▶ _WHAT TO WORK ON_: Repeat the whole listing exactly.

+++ THE RECORDS

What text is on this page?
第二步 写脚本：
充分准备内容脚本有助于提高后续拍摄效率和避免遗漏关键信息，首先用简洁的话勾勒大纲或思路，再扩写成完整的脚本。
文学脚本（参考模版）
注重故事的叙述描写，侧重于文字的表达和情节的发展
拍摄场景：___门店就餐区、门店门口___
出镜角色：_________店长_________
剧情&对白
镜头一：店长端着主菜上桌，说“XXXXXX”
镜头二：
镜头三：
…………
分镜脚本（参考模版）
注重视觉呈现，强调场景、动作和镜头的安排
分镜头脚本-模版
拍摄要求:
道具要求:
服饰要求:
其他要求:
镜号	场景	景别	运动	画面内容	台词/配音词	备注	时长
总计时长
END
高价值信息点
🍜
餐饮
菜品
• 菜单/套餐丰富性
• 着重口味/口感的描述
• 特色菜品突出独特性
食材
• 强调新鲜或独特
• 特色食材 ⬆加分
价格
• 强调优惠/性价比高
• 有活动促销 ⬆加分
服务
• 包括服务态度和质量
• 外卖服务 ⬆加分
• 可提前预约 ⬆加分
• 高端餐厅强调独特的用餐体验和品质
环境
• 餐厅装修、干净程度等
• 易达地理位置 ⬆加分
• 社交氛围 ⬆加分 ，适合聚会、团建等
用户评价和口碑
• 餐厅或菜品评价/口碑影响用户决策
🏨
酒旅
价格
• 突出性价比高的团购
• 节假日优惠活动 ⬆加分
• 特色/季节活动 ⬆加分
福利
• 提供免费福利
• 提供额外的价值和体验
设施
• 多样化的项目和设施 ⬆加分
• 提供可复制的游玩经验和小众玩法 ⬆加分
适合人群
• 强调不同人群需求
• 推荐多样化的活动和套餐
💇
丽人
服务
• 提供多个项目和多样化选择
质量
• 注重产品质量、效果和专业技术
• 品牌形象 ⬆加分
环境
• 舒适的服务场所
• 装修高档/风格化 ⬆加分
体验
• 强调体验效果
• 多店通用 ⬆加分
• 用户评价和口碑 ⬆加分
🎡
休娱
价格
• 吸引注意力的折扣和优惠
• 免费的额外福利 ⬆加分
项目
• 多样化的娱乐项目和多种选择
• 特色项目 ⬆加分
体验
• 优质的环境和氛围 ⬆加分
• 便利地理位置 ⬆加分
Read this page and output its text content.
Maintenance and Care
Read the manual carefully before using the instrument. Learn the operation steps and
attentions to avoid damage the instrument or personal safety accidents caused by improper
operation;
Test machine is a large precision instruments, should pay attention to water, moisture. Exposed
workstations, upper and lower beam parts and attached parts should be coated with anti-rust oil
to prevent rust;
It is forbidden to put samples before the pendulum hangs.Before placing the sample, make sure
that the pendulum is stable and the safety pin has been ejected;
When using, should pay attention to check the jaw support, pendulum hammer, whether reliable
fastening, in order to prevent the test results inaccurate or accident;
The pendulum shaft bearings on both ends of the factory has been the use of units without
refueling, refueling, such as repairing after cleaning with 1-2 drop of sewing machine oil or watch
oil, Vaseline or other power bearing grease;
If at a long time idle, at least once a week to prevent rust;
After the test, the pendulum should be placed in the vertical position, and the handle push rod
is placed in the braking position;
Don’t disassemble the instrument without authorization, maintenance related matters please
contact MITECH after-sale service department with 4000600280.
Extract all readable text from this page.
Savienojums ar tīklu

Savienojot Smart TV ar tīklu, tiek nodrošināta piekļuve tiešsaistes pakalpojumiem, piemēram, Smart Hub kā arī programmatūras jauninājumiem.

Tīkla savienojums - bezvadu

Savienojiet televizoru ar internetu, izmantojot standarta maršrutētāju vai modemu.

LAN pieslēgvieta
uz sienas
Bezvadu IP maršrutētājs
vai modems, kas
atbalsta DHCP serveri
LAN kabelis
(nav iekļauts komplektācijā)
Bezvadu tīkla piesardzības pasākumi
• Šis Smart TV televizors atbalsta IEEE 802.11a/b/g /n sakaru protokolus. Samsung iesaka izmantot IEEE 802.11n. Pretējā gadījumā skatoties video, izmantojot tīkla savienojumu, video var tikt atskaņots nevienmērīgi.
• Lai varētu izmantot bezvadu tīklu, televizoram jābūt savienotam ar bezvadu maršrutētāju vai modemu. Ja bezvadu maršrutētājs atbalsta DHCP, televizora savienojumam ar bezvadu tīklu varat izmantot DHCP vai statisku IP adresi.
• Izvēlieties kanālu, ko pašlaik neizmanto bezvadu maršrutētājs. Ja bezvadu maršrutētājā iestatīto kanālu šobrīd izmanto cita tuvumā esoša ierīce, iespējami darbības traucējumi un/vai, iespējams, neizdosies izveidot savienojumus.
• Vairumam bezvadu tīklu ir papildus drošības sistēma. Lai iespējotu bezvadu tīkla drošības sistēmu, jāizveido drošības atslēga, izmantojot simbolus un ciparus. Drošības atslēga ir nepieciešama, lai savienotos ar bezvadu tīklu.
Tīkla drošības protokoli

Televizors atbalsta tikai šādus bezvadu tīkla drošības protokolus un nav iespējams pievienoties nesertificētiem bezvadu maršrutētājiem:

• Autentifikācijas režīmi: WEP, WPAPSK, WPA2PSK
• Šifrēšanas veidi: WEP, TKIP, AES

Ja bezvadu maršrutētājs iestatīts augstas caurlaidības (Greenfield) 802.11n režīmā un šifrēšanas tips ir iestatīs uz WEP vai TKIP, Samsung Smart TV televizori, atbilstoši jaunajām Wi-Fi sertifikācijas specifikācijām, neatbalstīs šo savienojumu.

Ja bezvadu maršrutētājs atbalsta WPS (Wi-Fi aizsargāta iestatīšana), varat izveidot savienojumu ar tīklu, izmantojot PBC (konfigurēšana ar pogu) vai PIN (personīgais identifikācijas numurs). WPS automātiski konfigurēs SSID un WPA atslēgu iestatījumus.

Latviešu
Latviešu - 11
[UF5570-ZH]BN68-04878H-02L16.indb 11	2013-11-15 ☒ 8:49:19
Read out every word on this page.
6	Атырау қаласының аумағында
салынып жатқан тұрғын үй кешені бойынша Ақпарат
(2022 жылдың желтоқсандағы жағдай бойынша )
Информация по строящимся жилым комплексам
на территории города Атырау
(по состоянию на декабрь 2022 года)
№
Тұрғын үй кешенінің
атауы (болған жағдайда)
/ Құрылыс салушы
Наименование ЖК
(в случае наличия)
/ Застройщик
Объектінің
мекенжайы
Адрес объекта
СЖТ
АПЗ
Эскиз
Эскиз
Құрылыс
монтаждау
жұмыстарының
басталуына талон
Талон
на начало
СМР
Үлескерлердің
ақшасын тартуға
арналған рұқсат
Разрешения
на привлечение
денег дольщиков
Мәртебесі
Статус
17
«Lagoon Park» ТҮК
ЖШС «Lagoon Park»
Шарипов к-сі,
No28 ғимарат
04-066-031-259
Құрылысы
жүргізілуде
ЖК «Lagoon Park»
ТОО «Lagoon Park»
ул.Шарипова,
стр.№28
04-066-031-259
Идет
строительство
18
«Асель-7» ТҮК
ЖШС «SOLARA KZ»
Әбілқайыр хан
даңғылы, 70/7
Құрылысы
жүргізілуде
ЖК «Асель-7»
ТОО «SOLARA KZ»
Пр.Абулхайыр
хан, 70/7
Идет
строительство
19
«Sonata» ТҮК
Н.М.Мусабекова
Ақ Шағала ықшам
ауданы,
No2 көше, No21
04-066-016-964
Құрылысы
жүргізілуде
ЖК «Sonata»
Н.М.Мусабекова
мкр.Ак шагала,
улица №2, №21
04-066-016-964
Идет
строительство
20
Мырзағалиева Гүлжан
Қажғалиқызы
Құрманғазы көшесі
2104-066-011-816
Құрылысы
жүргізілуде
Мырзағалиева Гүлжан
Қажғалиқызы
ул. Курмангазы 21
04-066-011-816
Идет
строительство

++++++

▶ _THE RESPONSE_:
What text is on this page?
第二步 写脚本：
充分准备内容脚本有助于提高后续拍摄效率和避免遗漏关键信息，首先用简洁的话勾勒大纲或思路，再扩写成完整的脚本。
文学脚本（参考模版）
注重故事的叙述描写，侧重于文字的表达和情节的发展
拍摄场景：___门店就餐区、门店门口___
出镜角色：_________店长_________
剧情&对白
镜头一：店长端着主菜上桌，说“XXXXXX”
镜头二：
镜头三：
…………
分镜脚本（参考模版）
注重视觉呈现，强调场景、动作和镜头的安排
分镜头脚本-模版
拍摄要求:
道具要求:
服饰要求:
其他要求:
镜号	场景	景别	运动	画面内容	台词/配音词	备注	时长
总计时长
END
高价值信息点
🍜
餐饮
菜品
• 菜单/套餐丰富性
• 着重口味/口感的描述
• 特色菜品突出独特性
食材
• 强调新鲜或独特
• 特色食材 ⬆加分
价格
• 强调优惠/性价比高
• 有活动促销 ⬆加分
服务
• 包括服务态度和质量
• 外卖服务 ⬆加分
• 可提前预约 ⬆加分
• 高端餐厅强调独特的用餐体验和品质
环境
• 餐厅装修、干净程度等
• 易达地理位置 ⬆加分
• 社交氛围 ⬆加分 ，适合聚会、团建等
用户评价和口碑
• 餐厅或菜品评价/口碑影响用户决策
🏨
酒旅
价格
• 突出性价比高的团购
• 节假日优惠活动 ⬆加分
• 特色/季节活动 ⬆加分
福利
• 提供免费福利
• 提供额外的价值和体验
设施
• 多样化的项目和设施 ⬆加分
• 提供可复制的游玩经验和小众玩法 ⬆加分
适合人群
• 强调不同人群需求
• 推荐多样化的活动和套餐
💇
丽人
服务
• 提供多个项目和多样化选择
质量
• 注重产品质量、效果和专业技术
• 品牌形象 ⬆加分
环境
• 舒适的服务场所
• 装修高档/风格化 ⬆加分
体验
• 强调体验效果
• 多店通用 ⬆加分
• 用户评价和口碑 ⬆加分
🎡
休娱
价格
• 吸引注意力的折扣和优惠
• 免费的额外福利 ⬆加分
项目
• 多样化的娱乐项目和多种选择
• 特色项目 ⬆加分
体验
• 优质的环境和氛围 ⬆加分
• 便利地理位置 ⬆加分
Read this page and output its text content.
Maintenance and Care
Read the manual carefully before using the instrument. Learn the operation steps and
attentions to avoid damage the instrument or personal safety accidents caused by improper
operation;
Test machine is a large precision instruments, should pay attention to water, moisture. Exposed
workstations, upper and lower beam parts and attached parts should be coated with anti-rust oil
to prevent rust;
It is forbidden to put samples before the pendulum hangs.Before placing the sample, make sure
that the pendulum is stable and the safety pin has been ejected;
When using, should pay attention to check the jaw support, pendulum hammer, whether reliable
fastening, in order to prevent the test results inaccurate or accident;
The pendulum shaft bearings on both ends of the factory has been the use of units without
refueling, refueling, such as repairing after cleaning with 1-2 drop of sewing machine oil or watch
oil, Vaseline or other power bearing grease;
If at a long time idle, at least once a week to prevent rust;
After the test, the pendulum should be placed in the vertical position, and the handle push rod
is placed in the braking position;
Don’t disassemble the instrument without authorization, maintenance related matters please
contact MITECH after-sale service department with 4000600280.
Extract all readable text from this page.
Savienojums ar tīklu

Savienojot Smart TV ar tīklu, tiek nodrošināta piekļuve tiešsaistes pakalpojumiem, piemēram, Smart Hub kā arī programmatūras jauninājumiem.

Tīkla savienojums - bezvadu

Savienojiet televizoru ar internetu, izmantojot standarta maršrutētāju vai modemu.

LAN pieslēgvieta
uz sienas
Bezvadu IP maršrutētājs
vai modems, kas
atbalsta DHCP serveri
LAN kabelis
(nav iekļauts komplektācijā)
Bezvadu tīkla piesardzības pasākumi
• Šis Smart TV televizors atbalsta IEEE 802.11a/b/g /n sakaru protokolus. Samsung iesaka izmantot IEEE 802.11n. Pretējā gadījumā skatoties video, izmantojot tīkla savienojumu, video var tikt atskaņots nevienmērīgi.
• Lai varētu izmantot bezvadu tīklu, televizoram jābūt savienotam ar bezvadu maršrutētāju vai modemu. Ja bezvadu maršrutētājs atbalsta DHCP, televizora savienojumam ar bezvadu tīklu varat izmantot DHCP vai statisku IP adresi.
• Izvēlieties kanālu, ko pašlaik neizmanto bezvadu maršrutētājs. Ja bezvadu maršrutētājā iestatīto kanālu šobrīd izmanto cita tuvumā esoša ierīce, iespējami darbības traucējumi un/vai, iespējams, neizdosies izveidot savienojumus.
• Vairumam bezvadu tīklu ir papildus drošības sistēma. Lai iespējotu bezvadu tīkla drošības sistēmu, jāizveido drošības atslēga, izmantojot simbolus un ciparus. Drošības atslēga ir nepieciešama, lai savienotos ar bezvadu tīklu.
Tīkla drošības protokoli

Televizors atbalsta tikai šādus bezvadu tīkla drošības protokolus un nav iespējams pievienoties nesertificētiem bezvadu maršrutētājiem:

• Autentifikācijas režīmi: WEP, WPAPSK, WPA2PSK
• Šifrēšanas veidi: WEP, TKIP, AES

Ja bezvadu maršrutētājs iestatīts augstas caurlaidības (Greenfield) 802.11n režīmā un šifrēšanas tips ir iestatīs uz WEP vai TKIP, Samsung Smart TV televizori, atbilstoši jaunajām Wi-Fi sertifikācijas specifikācijām, neatbalstīs šo savienojumu.

Ja bezvadu maršrutētājs atbalsta WPS (Wi-Fi aizsargāta iestatīšana), varat izveidot savienojumu ar tīklu, izmantojot PBC (konfigurēšana ar pogu) vai PIN (personīgais identifikācijas numurs). WPS automātiski konfigurēs SSID un WPA atslēgu iestatījumus.

Latviešu
Latviešu - 11
[UF5570-ZH]BN68-04878H-02L16.indb 11	2013-11-15 ☒ 8:49:19
Read out every word on this page.
6	Атырау қаласының аумағында
салынып жатқан тұрғын үй кешені бойынша Ақпарат
(2022 жылдың желтоқсандағы жағдай бойынша )
Информация по строящимся жилым комплексам
на территории города Атырау
(по состоянию на декабрь 2022 года)
№
Тұрғын үй кешенінің
атауы (болған жағдайда)
/ Құрылыс салушы
Наименование ЖК
(в случае наличия)
/ Застройщик
Объектінің
мекенжайы
Адрес объекта
СЖТ
АПЗ
Эскиз
Эскиз
Құрылыс
монтаждау
жұмыстарының
басталуына талон
Талон
на начало
СМР
Үлескерлердің
ақшасын тартуға
арналған рұқсат
Разрешения
на привлечение
денег дольщиков
Мәртебесі
Статус
17
«Lagoon Park» ТҮК
ЖШС «Lagoon Park»
Шарипов к-сі,
No28 ғимарат
04-066-031-259
Құрылысы
жүргізілуде
ЖК «Lagoon Park»
ТОО «Lagoon Park»
ул.Шарипова,
стр.№28
04-066-031-259
Идет
строительство
18
«Асель-7» ТҮК
ЖШС «SOLARA KZ»
Әбілқайыр хан
даңғылы, 70/7
Құрылысы
жүргізілуде
ЖК «Асель-7»
ТОО «SOLARA KZ»
Пр.Абулхайыр
хан, 70/7
Идет
строительство
19
«Sonata» ТҮК
Н.М.Мусабекова
Ақ Шағала ықшам
ауданы,
No2 көше, No21
04-066-016-964
Құрылысы
жүргізілуде
ЖК «Sonata»
Н.М.Мусабекова
мкр.Ак шагала,
улица №2, №21
04-066-016-964
Идет
строительство
20
Мырзағалиева Гүлжан
Қажғалиқызы
Құрманғазы көшесі
2104-066-011-816
Құрылысы
жүргізілуде
Мырзағалиева Гүлжан
Қажғалиқызы
ул. Курмангазы 21
04-066-011-816
Идет
строительство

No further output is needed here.